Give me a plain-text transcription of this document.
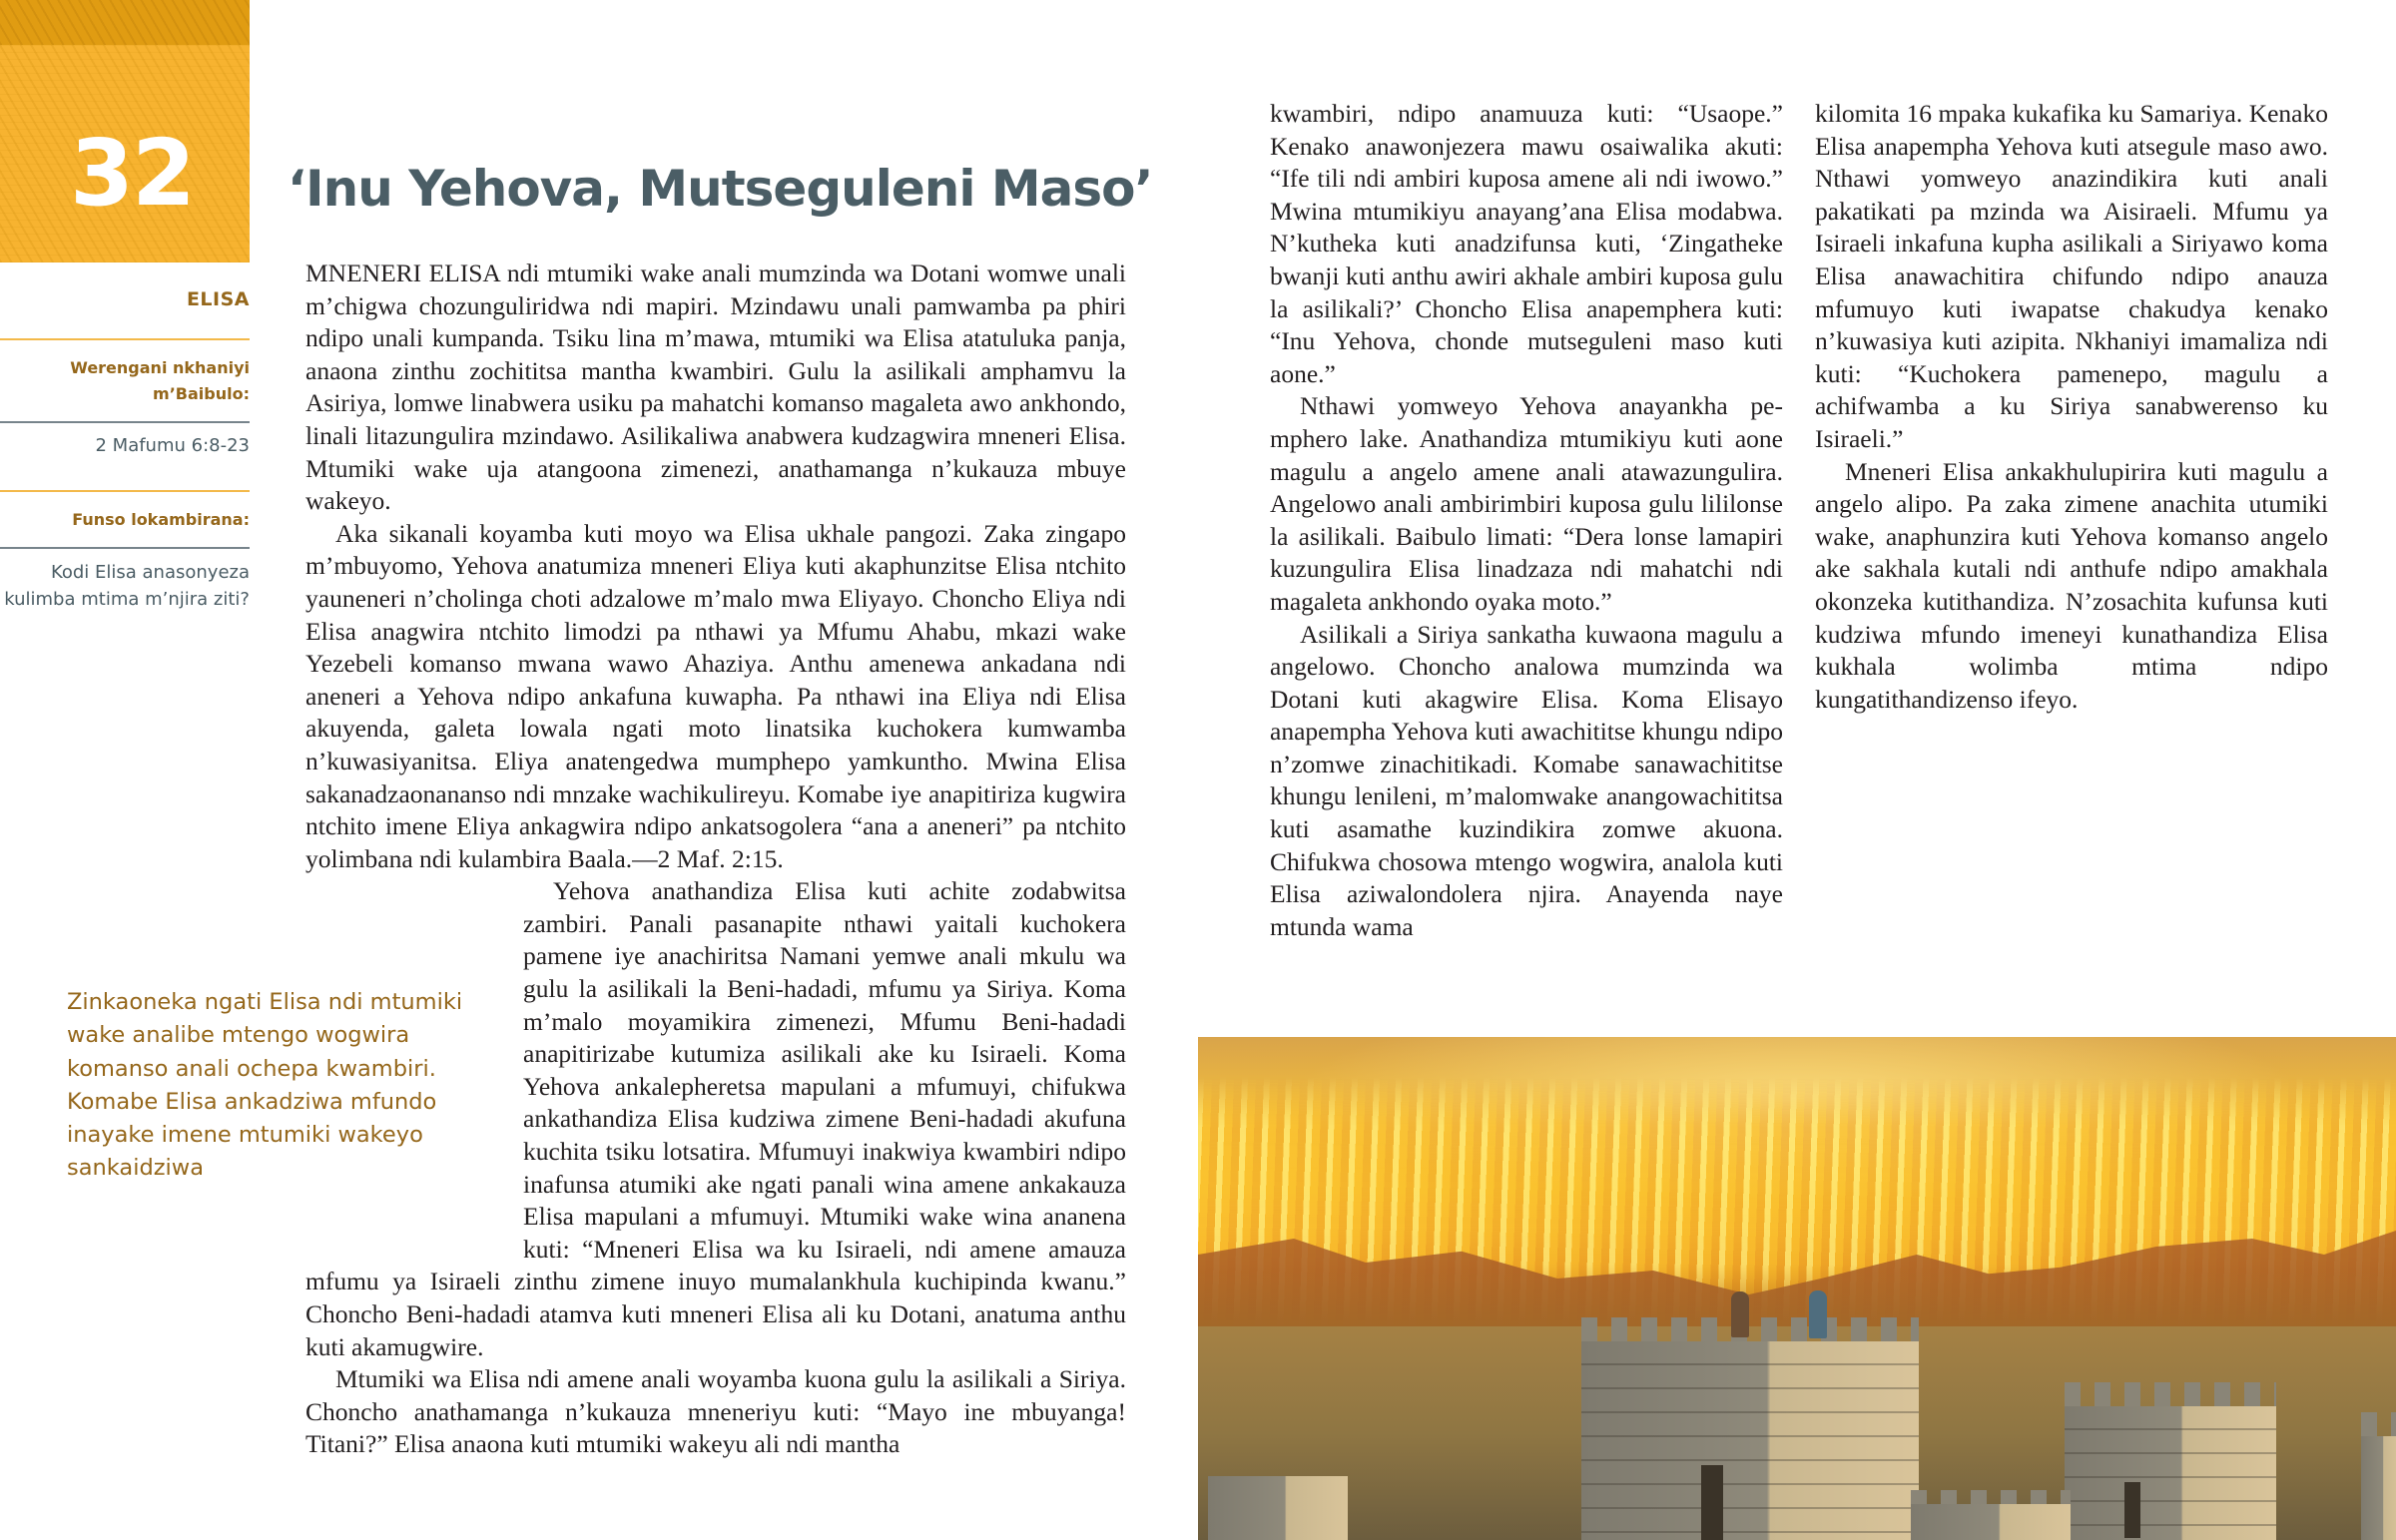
32
ELISA
Werengani nkhaniyi m’Baibulo:
2 Mafumu 6:8-23
Funso lokambirana:
Kodi Elisa anasonyeza kulimba mtima m’njira ziti?
‘Inu Yehova, Mutseguleni Maso’
Zinkaoneka ngati Elisa ndi mtumiki wake analibe mtengo wogwira komanso anali ochepa kwambiri. Komabe Elisa ankadziwa mfundo inayake imene mtumiki wakeyo sankaidziwa

MNENERI ELISA ndi mtumiki wake anali mumzinda wa Dotani womwe unali m’chigwa chozunguliridwa ndi mapiri. Mzindawu unali pamwamba pa phiri ndipo unali kumpanda. Tsiku lina m’mawa, mtumiki wa Elisa atatuluka panja, anaona zinthu zochititsa mantha kwambiri. Gulu la asilikali amphamvu la Asiriya, lomwe linabwera usiku pa mahatchi komanso magaleta awo ankhondo, linali litazungulira mzindawo. Asilikaliwa anabwera kudzagwira mneneri Elisa. Mtumiki wake uja atangoona zimenezi, anathamanga n’kukauza mbuye wakeyo.

Aka sikanali koyamba kuti moyo wa Elisa ukhale pangozi. Zaka zingapo m’mbuyomo, Yehova anatumiza mneneri Eliya kuti akaphunzitse Elisa ntchito yauneneri n’cholinga choti adzalowe m’malo mwa Eliyayo. Choncho Eliya ndi Elisa anagwira ntchito limodzi pa nthawi ya Mfumu Ahabu, mkazi wake Yezebeli komanso mwana wawo Ahaziya. Anthu amenewa ankadana ndi aneneri a Yehova ndipo ankafuna kuwapha. Pa nthawi ina Eliya ndi Elisa akuyenda, galeta lowala ngati moto linatsika kuchokera kumwamba n’kuwasiyanitsa. Eliya anatengedwa mumphepo yamkuntho. Mwina Elisa sakanadzaonananso ndi mnzake wachikulireyu. Komabe iye anapitiriza kugwira ntchito imene Eliya ankagwira ndipo ankatsogolera “ana a aneneri” pa ntchito yolimbana ndi kulambira Baala.—2 Maf. 2:15.

Yehova anathandiza Elisa kuti achite zodabwitsa zambiri. Panali pasanapite nthawi yaitali kuchokera pamene iye anachiritsa Namani yemwe anali mkulu wa gulu la asilikali la Beni-hadadi, mfumu ya Siriya. Koma m’malo moyamikira zimenezi, Mfumu Beni-hadadi anapitirizabe kutumiza asilikali ake ku Isiraeli. Koma Yehova ankalepheretsa mapulani a mfumuyi, chifukwa ankathandiza Elisa kudziwa zimene Beni-hadadi akufuna kuchita tsiku lotsatira. Mfumuyi inakwiya kwambiri ndipo inafunsa atumiki ake ngati panali wina amene ankakauza Elisa mapulani a mfumuyi. Mtumiki wake wina ananena kuti: “Mneneri Elisa wa ku Isiraeli, ndi amene amauza mfumu ya Isiraeli zinthu zimene inuyo mumalankhula kuchipinda kwanu.” Choncho Beni-hadadi atamva kuti mneneri Elisa ali ku Dotani, anatuma anthu kuti akamugwire.

Mtumiki wa Elisa ndi amene anali woyamba kuona gulu la asilikali a Siriya. Choncho anathamanga n’kukauza mneneriyu kuti: “Mayo ine mbuyanga! Titani?” Elisa anaona kuti mtumiki wakeyu ali ndi mantha

kwambiri, ndipo anamuuza kuti: “Usaope.” Kenako anawonjezera mawu osaiwalika akuti: “Ife tili ndi ambiri kuposa amene ali ndi iwowo.” Mwina mtumikiyu anayang’ana Elisa modabwa. N’kutheka kuti anadzifunsa kuti, ‘Zingatheke bwanji kuti anthu awiri akhale ambiri kuposa gulu la asilikali?’ Choncho Elisa anapemphera kuti: “Inu Yehova, chonde mutseguleni maso kuti aone.”

Nthawi yomweyo Yehova anayankha pemphero lake. Anathandiza mtumikiyu kuti aone magulu a angelo amene anali atawazungulira. Angelowo anali ambirimbiri kuposa gulu lililonse la asilikali. Baibulo limati: “Dera lonse lamapiri kuzungulira Elisa linadzaza ndi mahatchi ndi magaleta ankhondo oyaka moto.”

Asilikali a Siriya sankatha kuwaona magulu a angelowo. Choncho analowa mumzinda wa Dotani kuti akagwire Elisa. Koma Elisayo anapempha Yehova kuti awachititse khungu ndipo n’zomwe zinachitikadi. Komabe sanawachititse khungu lenileni, m’malomwake anangowachititsa kuti asamathe kuzindikira zomwe akuona. Chifukwa chosowa mtengo wogwira, analola kuti Elisa aziwalondolera njira. Anayenda naye mtunda wama

kilomita 16 mpaka kukafika ku Samariya. Kenako Elisa anapempha Yehova kuti atsegule maso awo. Nthawi yomweyo anazindikira kuti anali pakatikati pa mzinda wa Aisiraeli. Mfumu ya Isiraeli inkafuna kupha asilikali a Siriyawo koma Elisa anawachitira chifundo ndipo anauza mfumuyo kuti iwapatse chakudya kenako n’kuwasiya kuti azipita. Nkhaniyi imamaliza ndi kuti: “Kuchokera pamenepo, magulu a achifwamba a ku Siriya sanabwerenso ku Isiraeli.”

Mneneri Elisa ankakhulupirira kuti magulu a angelo alipo. Pa zaka zimene anachita utumiki wake, anaphunzira kuti Yehova komanso angelo ake sakhala kutali ndi anthufe ndipo amakhala okonzeka kutithandiza. N’zosachita kufunsa kuti kudziwa mfundo imeneyi kunathandiza Elisa kukhala wolimba mtima ndipo kungatithandizenso ifeyo.
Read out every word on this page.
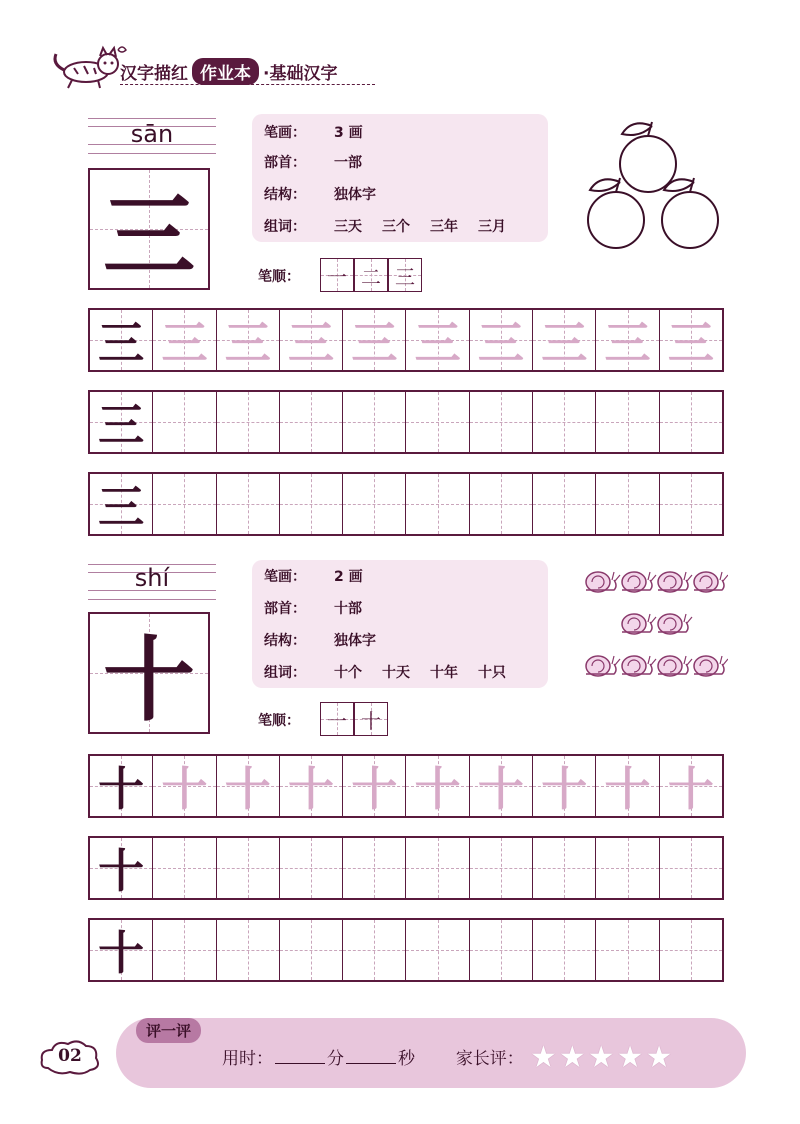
汉字描红 作业本 ·基础汉字
sān
三
笔画： 3 画
部首： 一部
结构： 独体字
组词： 三天 三个 三年 三月
笔顺：	一 二 三
三 三 三 三 三 三 三 三 三 三
三
三
shí
十
笔画： 2 画
部首： 十部
结构： 独体字
组词： 十个 十天 十年 十只
笔顺：	一 十
十 十 十 十 十 十 十 十 十 十
十
十
02
评一评
用时：	分	秒 家长评： ★★★★★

--

AIM OF THE EXERCISE
Count the lines in the records above that hold the word "mtumikiyu", and give only that number.

TASK ANSWER
2